> WRITTEN TASK
Identify the lines that contain the word "name", then copy them.
━━━━━━━━━━━━━━━━
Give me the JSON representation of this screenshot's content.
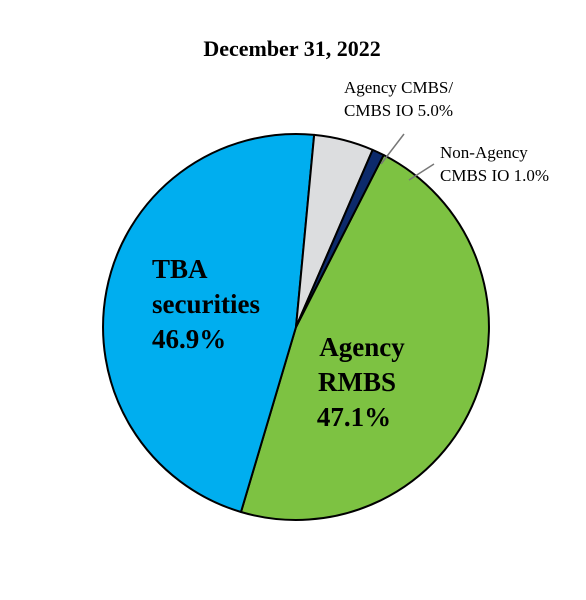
{
  "chart_data": {
    "type": "pie",
    "title": "December 31, 2022",
    "slices": [
      {
        "name": "Agency RMBS",
        "value": 47.1,
        "label": "47.1%",
        "color": "#7dc242"
      },
      {
        "name": "TBA securities",
        "value": 46.9,
        "label": "46.9%",
        "color": "#00aeef"
      },
      {
        "name": "Agency CMBS/ CMBS IO",
        "value": 5.0,
        "label": "5.0%",
        "color": "#dcdddf"
      },
      {
        "name": "Non-Agency CMBS IO",
        "value": 1.0,
        "label": "1.0%",
        "color": "#0c2a6b"
      }
    ],
    "labels": {
      "agency_rmbs": [
        "Agency",
        "RMBS",
        "47.1%"
      ],
      "tba": [
        "TBA",
        "securities",
        "46.9%"
      ],
      "agency_cmbs": [
        "Agency CMBS/",
        "CMBS IO 5.0%"
      ],
      "non_agency": [
        "Non-Agency",
        "CMBS IO 1.0%"
      ]
    }
  }
}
━━━━━━━━━━━━━━━━
> WRITTEN RESPONSE
        "name": "Agency RMBS",
        "name": "TBA securities",
        "name": "Agency CMBS/ CMBS IO",
        "name": "Non-Agency CMBS IO",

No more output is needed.